Task: Lines containing the word "doctor" are the ones to copy from the records below.

--*--

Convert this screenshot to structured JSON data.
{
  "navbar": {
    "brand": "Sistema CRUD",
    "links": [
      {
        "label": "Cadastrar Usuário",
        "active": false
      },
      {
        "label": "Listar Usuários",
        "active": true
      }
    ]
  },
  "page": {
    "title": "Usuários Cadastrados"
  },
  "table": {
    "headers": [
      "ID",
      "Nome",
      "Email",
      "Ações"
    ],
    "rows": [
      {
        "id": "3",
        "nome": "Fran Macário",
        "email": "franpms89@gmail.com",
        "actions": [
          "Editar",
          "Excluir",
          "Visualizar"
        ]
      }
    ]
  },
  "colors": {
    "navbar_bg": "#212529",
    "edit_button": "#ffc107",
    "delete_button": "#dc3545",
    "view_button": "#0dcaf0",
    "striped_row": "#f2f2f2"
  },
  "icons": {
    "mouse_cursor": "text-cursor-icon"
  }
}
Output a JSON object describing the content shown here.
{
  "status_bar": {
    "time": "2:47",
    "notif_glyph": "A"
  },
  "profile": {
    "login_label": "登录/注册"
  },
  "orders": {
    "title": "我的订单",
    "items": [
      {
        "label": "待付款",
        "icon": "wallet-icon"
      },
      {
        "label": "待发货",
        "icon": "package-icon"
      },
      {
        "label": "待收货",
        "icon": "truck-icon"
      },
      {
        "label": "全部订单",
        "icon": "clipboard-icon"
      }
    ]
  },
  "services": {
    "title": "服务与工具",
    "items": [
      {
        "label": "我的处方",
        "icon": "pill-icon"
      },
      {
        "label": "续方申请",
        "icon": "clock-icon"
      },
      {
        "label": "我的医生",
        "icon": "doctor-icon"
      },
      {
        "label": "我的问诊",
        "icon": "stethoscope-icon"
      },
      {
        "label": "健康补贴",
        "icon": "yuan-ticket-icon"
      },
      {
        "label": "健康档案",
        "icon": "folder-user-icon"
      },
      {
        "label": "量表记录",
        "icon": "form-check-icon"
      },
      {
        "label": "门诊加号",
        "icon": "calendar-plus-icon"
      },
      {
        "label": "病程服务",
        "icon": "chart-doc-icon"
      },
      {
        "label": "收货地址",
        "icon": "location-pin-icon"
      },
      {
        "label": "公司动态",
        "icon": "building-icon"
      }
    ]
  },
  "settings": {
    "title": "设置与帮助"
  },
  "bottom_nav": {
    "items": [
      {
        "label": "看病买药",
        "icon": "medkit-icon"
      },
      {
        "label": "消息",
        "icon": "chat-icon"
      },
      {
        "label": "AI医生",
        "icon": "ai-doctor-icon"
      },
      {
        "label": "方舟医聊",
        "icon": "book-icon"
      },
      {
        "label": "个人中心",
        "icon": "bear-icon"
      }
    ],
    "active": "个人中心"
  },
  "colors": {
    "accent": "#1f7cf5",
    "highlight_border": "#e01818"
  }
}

--*--

Response:
        "icon": "doctor-icon"
        "icon": "ai-doctor-icon"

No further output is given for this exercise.